**Data provided**
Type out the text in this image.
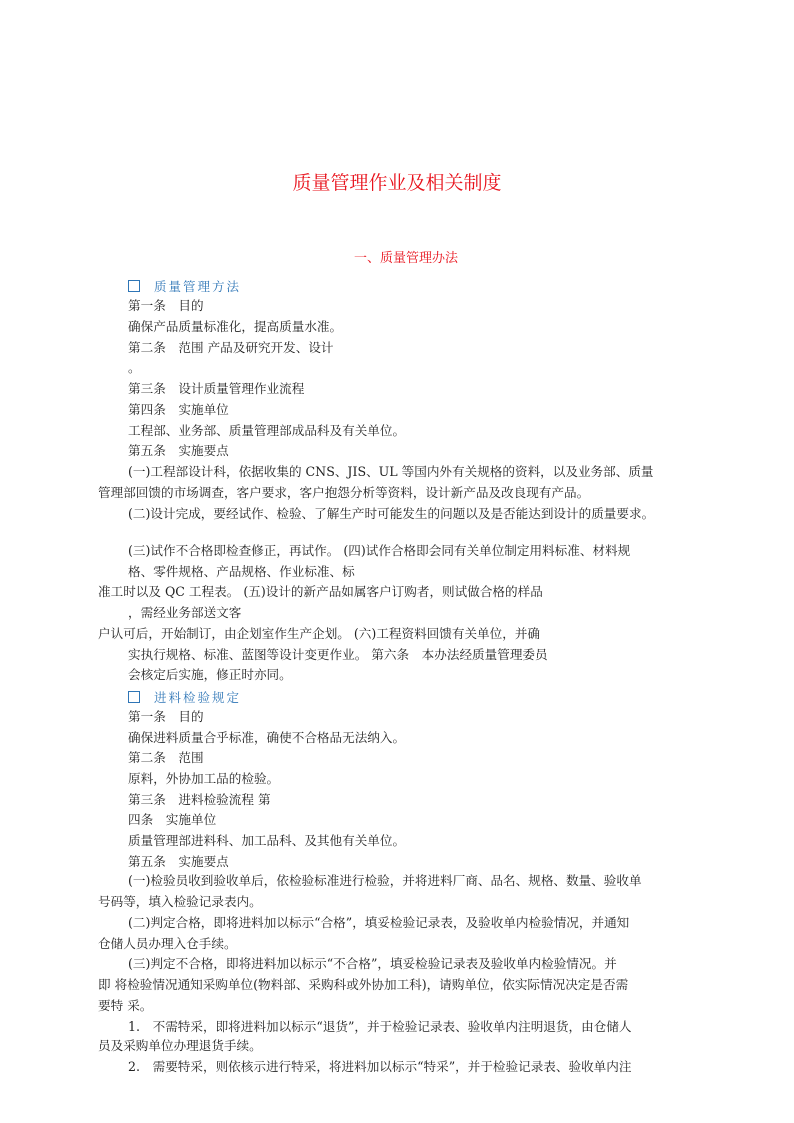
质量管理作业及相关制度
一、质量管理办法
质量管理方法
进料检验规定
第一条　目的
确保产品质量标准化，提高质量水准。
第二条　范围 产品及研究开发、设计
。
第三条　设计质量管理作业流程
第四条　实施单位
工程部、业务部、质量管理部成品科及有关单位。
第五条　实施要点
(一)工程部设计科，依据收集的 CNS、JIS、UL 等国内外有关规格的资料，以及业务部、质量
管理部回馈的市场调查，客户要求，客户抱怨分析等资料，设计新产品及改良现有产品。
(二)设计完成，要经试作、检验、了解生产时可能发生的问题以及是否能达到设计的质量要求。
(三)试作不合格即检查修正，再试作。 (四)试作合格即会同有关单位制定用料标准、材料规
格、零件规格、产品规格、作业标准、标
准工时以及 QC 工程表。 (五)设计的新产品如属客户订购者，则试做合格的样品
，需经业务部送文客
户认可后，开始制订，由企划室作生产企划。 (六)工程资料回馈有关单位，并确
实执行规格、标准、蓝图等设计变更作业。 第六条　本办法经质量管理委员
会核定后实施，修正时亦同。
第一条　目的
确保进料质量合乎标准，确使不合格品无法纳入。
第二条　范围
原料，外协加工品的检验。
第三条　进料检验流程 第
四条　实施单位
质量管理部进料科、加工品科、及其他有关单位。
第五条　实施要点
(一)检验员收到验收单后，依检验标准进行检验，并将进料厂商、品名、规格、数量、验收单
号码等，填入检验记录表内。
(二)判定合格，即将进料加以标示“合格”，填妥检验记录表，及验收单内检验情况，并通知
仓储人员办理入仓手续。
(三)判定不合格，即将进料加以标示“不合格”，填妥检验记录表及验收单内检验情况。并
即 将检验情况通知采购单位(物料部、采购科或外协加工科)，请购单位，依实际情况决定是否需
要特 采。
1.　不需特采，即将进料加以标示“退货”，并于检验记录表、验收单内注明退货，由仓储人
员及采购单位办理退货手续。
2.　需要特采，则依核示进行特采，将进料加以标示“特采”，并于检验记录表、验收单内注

**What the task asks**
Using the listing above, show each line holding the string "并于检验记录表".

**Result of the task**
1.　不需特采，即将进料加以标示“退货”，并于检验记录表、验收单内注明退货，由仓储人
2.　需要特采，则依核示进行特采，将进料加以标示“特采”，并于检验记录表、验收单内注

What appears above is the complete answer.